- TASK INSTRUCTIONS
Retype all of the data. Every line must match exactly.

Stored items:
• • • • • • •
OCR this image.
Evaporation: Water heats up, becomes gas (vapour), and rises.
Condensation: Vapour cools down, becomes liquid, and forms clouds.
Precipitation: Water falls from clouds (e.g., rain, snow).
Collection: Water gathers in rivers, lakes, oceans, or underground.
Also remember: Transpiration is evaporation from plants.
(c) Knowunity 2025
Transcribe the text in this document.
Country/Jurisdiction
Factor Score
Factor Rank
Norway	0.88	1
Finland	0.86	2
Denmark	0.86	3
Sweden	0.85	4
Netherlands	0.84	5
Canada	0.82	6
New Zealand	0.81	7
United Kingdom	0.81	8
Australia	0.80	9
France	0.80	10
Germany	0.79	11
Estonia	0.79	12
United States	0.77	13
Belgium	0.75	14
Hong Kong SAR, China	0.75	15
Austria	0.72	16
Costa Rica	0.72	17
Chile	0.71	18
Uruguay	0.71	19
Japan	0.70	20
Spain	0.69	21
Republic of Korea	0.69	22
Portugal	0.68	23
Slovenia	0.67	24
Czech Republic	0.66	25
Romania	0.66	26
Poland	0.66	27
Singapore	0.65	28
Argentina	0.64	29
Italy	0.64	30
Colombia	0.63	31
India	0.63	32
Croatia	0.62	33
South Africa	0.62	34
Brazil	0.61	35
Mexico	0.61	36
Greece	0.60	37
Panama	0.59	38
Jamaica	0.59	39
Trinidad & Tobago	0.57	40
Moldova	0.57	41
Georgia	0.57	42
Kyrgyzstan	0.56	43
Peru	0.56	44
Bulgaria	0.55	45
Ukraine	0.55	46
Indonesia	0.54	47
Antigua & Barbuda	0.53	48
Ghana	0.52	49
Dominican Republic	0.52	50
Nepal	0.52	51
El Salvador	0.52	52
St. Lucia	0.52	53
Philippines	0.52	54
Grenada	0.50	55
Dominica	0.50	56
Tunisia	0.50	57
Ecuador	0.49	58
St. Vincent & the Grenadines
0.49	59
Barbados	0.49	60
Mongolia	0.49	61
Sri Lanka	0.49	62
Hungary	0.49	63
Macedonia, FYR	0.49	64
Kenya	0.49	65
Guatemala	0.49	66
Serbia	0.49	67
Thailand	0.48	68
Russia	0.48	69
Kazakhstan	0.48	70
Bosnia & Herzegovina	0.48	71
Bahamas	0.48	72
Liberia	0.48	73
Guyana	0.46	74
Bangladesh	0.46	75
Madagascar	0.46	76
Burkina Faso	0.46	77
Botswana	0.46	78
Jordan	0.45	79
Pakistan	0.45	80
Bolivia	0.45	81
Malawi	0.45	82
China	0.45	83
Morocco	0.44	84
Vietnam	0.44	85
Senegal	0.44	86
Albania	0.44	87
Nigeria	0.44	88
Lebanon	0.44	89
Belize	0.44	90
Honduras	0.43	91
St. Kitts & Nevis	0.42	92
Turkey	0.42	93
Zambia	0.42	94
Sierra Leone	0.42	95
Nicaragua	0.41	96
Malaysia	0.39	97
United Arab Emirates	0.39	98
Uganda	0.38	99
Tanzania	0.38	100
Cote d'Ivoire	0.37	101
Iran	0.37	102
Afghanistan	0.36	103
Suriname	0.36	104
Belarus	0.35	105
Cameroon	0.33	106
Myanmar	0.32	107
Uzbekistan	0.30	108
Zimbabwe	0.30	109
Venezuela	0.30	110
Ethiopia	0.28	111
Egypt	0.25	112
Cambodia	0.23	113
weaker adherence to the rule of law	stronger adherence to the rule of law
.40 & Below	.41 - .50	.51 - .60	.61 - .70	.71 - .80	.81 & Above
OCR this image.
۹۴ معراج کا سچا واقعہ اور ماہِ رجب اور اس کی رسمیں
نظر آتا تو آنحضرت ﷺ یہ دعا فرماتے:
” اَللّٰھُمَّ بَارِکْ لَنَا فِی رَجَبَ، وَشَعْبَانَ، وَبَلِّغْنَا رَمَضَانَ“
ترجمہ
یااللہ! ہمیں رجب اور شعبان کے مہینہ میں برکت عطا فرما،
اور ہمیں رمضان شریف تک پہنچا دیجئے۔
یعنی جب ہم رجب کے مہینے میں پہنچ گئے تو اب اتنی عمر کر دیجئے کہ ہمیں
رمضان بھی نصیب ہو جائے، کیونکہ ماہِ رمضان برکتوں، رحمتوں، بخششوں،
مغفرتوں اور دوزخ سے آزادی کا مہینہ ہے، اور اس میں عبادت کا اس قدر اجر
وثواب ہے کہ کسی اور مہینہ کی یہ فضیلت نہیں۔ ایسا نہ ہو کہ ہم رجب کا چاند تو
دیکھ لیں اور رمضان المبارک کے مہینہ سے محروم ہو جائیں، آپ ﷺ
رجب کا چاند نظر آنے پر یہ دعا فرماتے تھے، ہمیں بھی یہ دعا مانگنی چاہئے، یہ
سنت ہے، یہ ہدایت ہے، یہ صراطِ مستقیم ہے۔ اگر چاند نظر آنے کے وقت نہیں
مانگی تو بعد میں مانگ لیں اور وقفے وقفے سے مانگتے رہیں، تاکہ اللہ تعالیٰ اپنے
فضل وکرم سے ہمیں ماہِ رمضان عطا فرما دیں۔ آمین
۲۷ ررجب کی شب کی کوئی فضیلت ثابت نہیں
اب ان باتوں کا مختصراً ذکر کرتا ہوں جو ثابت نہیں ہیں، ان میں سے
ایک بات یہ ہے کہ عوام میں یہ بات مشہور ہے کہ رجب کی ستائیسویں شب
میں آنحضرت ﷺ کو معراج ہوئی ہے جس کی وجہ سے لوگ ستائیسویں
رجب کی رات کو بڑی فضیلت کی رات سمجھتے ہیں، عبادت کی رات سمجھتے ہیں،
• • • • • • •
- FINISHED EXERCISE
OCR this image.
Evaporation: Water heats up, becomes gas (vapour), and rises.
Condensation: Vapour cools down, becomes liquid, and forms clouds.
Precipitation: Water falls from clouds (e.g., rain, snow).
Collection: Water gathers in rivers, lakes, oceans, or underground.
Also remember: Transpiration is evaporation from plants.
(c) Knowunity 2025
Transcribe the text in this document.
Country/Jurisdiction
Factor Score
Factor Rank
Norway	0.88	1
Finland	0.86	2
Denmark	0.86	3
Sweden	0.85	4
Netherlands	0.84	5
Canada	0.82	6
New Zealand	0.81	7
United Kingdom	0.81	8
Australia	0.80	9
France	0.80	10
Germany	0.79	11
Estonia	0.79	12
United States	0.77	13
Belgium	0.75	14
Hong Kong SAR, China	0.75	15
Austria	0.72	16
Costa Rica	0.72	17
Chile	0.71	18
Uruguay	0.71	19
Japan	0.70	20
Spain	0.69	21
Republic of Korea	0.69	22
Portugal	0.68	23
Slovenia	0.67	24
Czech Republic	0.66	25
Romania	0.66	26
Poland	0.66	27
Singapore	0.65	28
Argentina	0.64	29
Italy	0.64	30
Colombia	0.63	31
India	0.63	32
Croatia	0.62	33
South Africa	0.62	34
Brazil	0.61	35
Mexico	0.61	36
Greece	0.60	37
Panama	0.59	38
Jamaica	0.59	39
Trinidad & Tobago	0.57	40
Moldova	0.57	41
Georgia	0.57	42
Kyrgyzstan	0.56	43
Peru	0.56	44
Bulgaria	0.55	45
Ukraine	0.55	46
Indonesia	0.54	47
Antigua & Barbuda	0.53	48
Ghana	0.52	49
Dominican Republic	0.52	50
Nepal	0.52	51
El Salvador	0.52	52
St. Lucia	0.52	53
Philippines	0.52	54
Grenada	0.50	55
Dominica	0.50	56
Tunisia	0.50	57
Ecuador	0.49	58
St. Vincent & the Grenadines
0.49	59
Barbados	0.49	60
Mongolia	0.49	61
Sri Lanka	0.49	62
Hungary	0.49	63
Macedonia, FYR	0.49	64
Kenya	0.49	65
Guatemala	0.49	66
Serbia	0.49	67
Thailand	0.48	68
Russia	0.48	69
Kazakhstan	0.48	70
Bosnia & Herzegovina	0.48	71
Bahamas	0.48	72
Liberia	0.48	73
Guyana	0.46	74
Bangladesh	0.46	75
Madagascar	0.46	76
Burkina Faso	0.46	77
Botswana	0.46	78
Jordan	0.45	79
Pakistan	0.45	80
Bolivia	0.45	81
Malawi	0.45	82
China	0.45	83
Morocco	0.44	84
Vietnam	0.44	85
Senegal	0.44	86
Albania	0.44	87
Nigeria	0.44	88
Lebanon	0.44	89
Belize	0.44	90
Honduras	0.43	91
St. Kitts & Nevis	0.42	92
Turkey	0.42	93
Zambia	0.42	94
Sierra Leone	0.42	95
Nicaragua	0.41	96
Malaysia	0.39	97
United Arab Emirates	0.39	98
Uganda	0.38	99
Tanzania	0.38	100
Cote d'Ivoire	0.37	101
Iran	0.37	102
Afghanistan	0.36	103
Suriname	0.36	104
Belarus	0.35	105
Cameroon	0.33	106
Myanmar	0.32	107
Uzbekistan	0.30	108
Zimbabwe	0.30	109
Venezuela	0.30	110
Ethiopia	0.28	111
Egypt	0.25	112
Cambodia	0.23	113
weaker adherence to the rule of law	stronger adherence to the rule of law
.40 & Below	.41 - .50	.51 - .60	.61 - .70	.71 - .80	.81 & Above
OCR this image.
۹۴ معراج کا سچا واقعہ اور ماہِ رجب اور اس کی رسمیں
نظر آتا تو آنحضرت ﷺ یہ دعا فرماتے:
” اَللّٰھُمَّ بَارِکْ لَنَا فِی رَجَبَ، وَشَعْبَانَ، وَبَلِّغْنَا رَمَضَانَ“
ترجمہ
یااللہ! ہمیں رجب اور شعبان کے مہینہ میں برکت عطا فرما،
اور ہمیں رمضان شریف تک پہنچا دیجئے۔
یعنی جب ہم رجب کے مہینے میں پہنچ گئے تو اب اتنی عمر کر دیجئے کہ ہمیں
رمضان بھی نصیب ہو جائے، کیونکہ ماہِ رمضان برکتوں، رحمتوں، بخششوں،
مغفرتوں اور دوزخ سے آزادی کا مہینہ ہے، اور اس میں عبادت کا اس قدر اجر
وثواب ہے کہ کسی اور مہینہ کی یہ فضیلت نہیں۔ ایسا نہ ہو کہ ہم رجب کا چاند تو
دیکھ لیں اور رمضان المبارک کے مہینہ سے محروم ہو جائیں، آپ ﷺ
رجب کا چاند نظر آنے پر یہ دعا فرماتے تھے، ہمیں بھی یہ دعا مانگنی چاہئے، یہ
سنت ہے، یہ ہدایت ہے، یہ صراطِ مستقیم ہے۔ اگر چاند نظر آنے کے وقت نہیں
مانگی تو بعد میں مانگ لیں اور وقفے وقفے سے مانگتے رہیں، تاکہ اللہ تعالیٰ اپنے
فضل وکرم سے ہمیں ماہِ رمضان عطا فرما دیں۔ آمین
۲۷ ررجب کی شب کی کوئی فضیلت ثابت نہیں
اب ان باتوں کا مختصراً ذکر کرتا ہوں جو ثابت نہیں ہیں، ان میں سے
ایک بات یہ ہے کہ عوام میں یہ بات مشہور ہے کہ رجب کی ستائیسویں شب
میں آنحضرت ﷺ کو معراج ہوئی ہے جس کی وجہ سے لوگ ستائیسویں
رجب کی رات کو بڑی فضیلت کی رات سمجھتے ہیں، عبادت کی رات سمجھتے ہیں،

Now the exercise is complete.